** begin Document text **

Julia in-place modification and memory usages

I’m struggling to understand the in-place modification operator .= in Julia 1.0+ in the following examples,

julia> b = rand(1000, 1000)

julia> @time begin
       Ham = zeros(1000, 1000)
       for i in 1:100
           global Ham .= Ham .+ b
       end
       println(Ham[1, 1])
       end
96.71386850591365
  0.092689 seconds (215 allocations: 7.634 MiB, 1.67% gc time)

julia> @time begin
       Ham = zeros(1000, 1000)
       for i in 1:100
           global Ham .= Ham + b
       end
       println(Ham[1, 1])
       end
96.71386850591365
  0.199746 seconds (416 allocations: 770.580 MiB, 2.23% gc time)

julia> @time begin
       Ham = zeros(1000, 1000)
       for i in 1:100
           global Ham = Ham + b
       end
       println(Ham[1, 1])
       end
96.71386850591365
  0.264974 seconds (215 allocations: 770.577 MiB, 31.54% gc time)

It seems that the second option Ham .= Ham + b still creates a tmp copy of Ham + b, and only pair .= it with .+ will we be able to avoid allocating the tmp copy. Why the implememtation/semantics did it in this way? What is wrong in implementing Ham .= Ham + b to have the same effect as Ham .= Ham .+ b?

** end Document text **
** begin Recorded information **

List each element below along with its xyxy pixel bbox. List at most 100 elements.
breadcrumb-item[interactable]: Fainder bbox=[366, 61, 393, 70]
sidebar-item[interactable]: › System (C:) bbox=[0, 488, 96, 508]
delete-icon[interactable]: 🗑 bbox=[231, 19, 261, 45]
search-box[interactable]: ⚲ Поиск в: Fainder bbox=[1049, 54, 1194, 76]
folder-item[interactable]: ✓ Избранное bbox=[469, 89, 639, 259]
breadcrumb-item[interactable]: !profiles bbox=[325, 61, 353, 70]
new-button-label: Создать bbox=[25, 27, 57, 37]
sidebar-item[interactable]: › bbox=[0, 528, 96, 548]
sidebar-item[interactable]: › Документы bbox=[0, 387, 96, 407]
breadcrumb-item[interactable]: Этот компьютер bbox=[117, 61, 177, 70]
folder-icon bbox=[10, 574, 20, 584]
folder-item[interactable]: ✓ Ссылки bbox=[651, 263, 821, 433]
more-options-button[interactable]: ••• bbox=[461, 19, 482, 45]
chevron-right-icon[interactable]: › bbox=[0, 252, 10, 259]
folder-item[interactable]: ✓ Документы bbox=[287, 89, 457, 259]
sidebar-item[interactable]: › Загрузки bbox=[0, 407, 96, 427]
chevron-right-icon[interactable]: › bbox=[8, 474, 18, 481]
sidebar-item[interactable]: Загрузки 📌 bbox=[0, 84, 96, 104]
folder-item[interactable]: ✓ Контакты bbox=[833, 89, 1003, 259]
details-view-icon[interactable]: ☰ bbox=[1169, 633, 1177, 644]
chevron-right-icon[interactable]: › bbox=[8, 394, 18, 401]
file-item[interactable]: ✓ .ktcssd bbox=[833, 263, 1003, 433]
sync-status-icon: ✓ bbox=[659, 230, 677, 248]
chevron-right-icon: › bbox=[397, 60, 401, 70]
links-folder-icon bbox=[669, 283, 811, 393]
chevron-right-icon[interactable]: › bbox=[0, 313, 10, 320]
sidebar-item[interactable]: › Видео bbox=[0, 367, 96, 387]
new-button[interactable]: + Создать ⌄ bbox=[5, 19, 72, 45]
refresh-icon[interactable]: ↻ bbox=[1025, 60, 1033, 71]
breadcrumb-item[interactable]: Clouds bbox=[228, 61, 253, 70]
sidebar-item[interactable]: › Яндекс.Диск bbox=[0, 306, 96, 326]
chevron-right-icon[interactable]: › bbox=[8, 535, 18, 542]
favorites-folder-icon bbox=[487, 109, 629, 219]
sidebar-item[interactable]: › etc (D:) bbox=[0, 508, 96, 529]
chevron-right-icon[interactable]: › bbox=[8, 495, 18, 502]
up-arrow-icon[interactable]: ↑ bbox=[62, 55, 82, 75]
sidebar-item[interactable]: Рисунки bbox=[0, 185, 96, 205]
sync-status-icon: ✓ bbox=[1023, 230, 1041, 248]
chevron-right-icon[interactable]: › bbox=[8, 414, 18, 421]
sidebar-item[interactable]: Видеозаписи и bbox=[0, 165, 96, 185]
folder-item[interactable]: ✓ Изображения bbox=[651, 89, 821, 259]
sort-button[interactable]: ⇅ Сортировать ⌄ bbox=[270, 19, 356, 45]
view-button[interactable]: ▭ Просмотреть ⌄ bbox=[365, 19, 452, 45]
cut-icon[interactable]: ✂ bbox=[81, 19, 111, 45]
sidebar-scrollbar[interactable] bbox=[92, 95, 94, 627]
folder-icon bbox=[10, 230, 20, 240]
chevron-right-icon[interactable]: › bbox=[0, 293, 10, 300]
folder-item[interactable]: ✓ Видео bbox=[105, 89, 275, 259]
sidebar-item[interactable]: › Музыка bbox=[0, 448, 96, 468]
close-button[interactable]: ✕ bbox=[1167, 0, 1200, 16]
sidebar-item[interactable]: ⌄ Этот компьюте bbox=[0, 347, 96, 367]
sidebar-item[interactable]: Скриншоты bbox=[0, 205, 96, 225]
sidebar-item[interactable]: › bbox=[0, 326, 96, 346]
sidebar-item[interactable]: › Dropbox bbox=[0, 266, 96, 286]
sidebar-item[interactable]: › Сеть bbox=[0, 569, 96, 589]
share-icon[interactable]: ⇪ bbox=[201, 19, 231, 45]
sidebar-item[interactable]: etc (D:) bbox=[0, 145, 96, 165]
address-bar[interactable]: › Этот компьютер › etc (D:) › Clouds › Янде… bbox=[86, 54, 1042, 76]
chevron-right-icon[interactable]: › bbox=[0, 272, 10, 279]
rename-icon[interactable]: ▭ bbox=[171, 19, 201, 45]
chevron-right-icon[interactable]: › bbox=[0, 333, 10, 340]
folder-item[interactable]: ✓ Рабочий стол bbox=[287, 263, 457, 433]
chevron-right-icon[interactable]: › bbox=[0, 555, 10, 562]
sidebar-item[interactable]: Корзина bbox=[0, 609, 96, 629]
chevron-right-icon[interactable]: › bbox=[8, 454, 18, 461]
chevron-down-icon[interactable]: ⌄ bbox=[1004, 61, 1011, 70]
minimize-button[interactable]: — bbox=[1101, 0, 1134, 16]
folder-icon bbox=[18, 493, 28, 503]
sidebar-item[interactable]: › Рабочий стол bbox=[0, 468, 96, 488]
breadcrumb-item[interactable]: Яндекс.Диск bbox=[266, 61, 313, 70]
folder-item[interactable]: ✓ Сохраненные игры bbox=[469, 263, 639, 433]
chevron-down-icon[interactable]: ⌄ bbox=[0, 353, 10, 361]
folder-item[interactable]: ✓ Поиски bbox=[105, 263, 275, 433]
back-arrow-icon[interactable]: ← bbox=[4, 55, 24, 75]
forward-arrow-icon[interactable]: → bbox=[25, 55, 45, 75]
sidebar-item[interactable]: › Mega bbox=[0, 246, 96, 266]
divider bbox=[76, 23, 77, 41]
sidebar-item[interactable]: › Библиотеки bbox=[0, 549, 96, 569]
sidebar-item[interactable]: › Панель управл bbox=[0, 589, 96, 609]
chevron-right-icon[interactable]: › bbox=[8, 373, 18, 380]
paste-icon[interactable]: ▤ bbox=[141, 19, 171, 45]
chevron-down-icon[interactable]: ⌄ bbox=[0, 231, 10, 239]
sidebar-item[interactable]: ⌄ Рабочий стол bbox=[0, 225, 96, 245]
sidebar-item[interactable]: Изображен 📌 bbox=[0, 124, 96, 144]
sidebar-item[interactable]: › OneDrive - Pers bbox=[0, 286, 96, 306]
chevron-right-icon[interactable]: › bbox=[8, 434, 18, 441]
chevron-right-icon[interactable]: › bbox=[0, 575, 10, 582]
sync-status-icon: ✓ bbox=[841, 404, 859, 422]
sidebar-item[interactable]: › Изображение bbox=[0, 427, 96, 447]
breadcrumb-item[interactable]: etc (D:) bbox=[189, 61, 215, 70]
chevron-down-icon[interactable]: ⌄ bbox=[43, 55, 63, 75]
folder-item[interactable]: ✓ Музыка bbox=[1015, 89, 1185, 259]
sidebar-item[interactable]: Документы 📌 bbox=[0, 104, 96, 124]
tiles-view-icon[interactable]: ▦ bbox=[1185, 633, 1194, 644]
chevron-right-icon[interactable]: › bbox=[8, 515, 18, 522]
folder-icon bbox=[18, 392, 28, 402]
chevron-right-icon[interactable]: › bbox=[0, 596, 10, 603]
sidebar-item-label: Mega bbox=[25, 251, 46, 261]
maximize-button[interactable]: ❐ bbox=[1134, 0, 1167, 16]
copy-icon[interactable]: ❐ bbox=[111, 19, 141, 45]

** end Recorded information **

• **The tasks**
1. In the question on Julia in-place modification, how much memory does the first loop, which uses Ham .= Ham .+ b, allocate?
2. Using the question on Julia in-place modification, explain why the second loop, with Ham .= Ham + b, allocates about 770 MiB while the first loop allocates under 8 MiB.
3. Extend the question on Julia in-place modification with new material that follows its final sentence.

• **Outputs in order**
1. It allocates 7.634 MiB across 215 allocations.

2. The author concludes that Ham .= Ham + b still creates a temporary copy of Ham + b on each pass. The temporary copy is avoided only when .= is paired with .+, as in the first loop.

3.
Another problem I had is

julia> a = 1;
julia> a .= 1 .+ 1
ERROR: MethodError: no method matching copyto!(::Int64, ::Base.Broadcast.Broadcasted{Base.Broadcast.DefaultArrayStyle{0},Tuple{},typeof(+),Tuple{Int64,Int64}})
Closest candidates are:
  copyto!(::AbstractArray, ::Base.Broadcast.Broadcasted{#s617,Axes,F,Args} where Args<:Tuple where F where Axes where #s617<:Base.Broadcast.AbstractArrayStyle{0}) at broadcast.jl:848
  copyto!(::AbstractArray, ::Base.Broadcast.Broadcasted) at broadcast.jl:842
  copyto!(::AbstractArray, ::Any) at abstractarray.jl:720
Stacktrace:
 [1] materialize!(::Int64, ::Base.Broadcast.Broadcasted{Base.Broadcast.DefaultArrayStyle{0},Nothing,typeof(+),Tuple{Int64,Int64}}) at ./broadcast.jl:801
 [2] top-level scope at REPL[22]:1

It seems to me .= in-place modification, by definition, need a to be mutable, for example an array instead of a primitive type Int here. However, what surprise me is the error information. What is the relationship between .= and copyto!?

Someone else may be better suited to answer you but . is not “in place modification”. It’s the mechanism for broadcasting (or more familiar to R/Matlab users as vectorization).

The way to think about .= is that it element-wise copies the right hand side to the LHS. In the case of Ham .= Ham + b, the RHS Ham+b is an array that needs to be allocated somewhere.
Julia has something called “Dot Fusion” which means that an expression like f.(a) .+ g.(a) gets turned (roughly this is lies for simplicity) into map(x ->f(x)+g(x), a) which is why Ham .= Ham .+ b does what you want.
One simple way to do what you want is .+=

I guess the reason not implementing Ham .= Ham + b to have the same effect as Ham .= Ham .+ b is for consistency.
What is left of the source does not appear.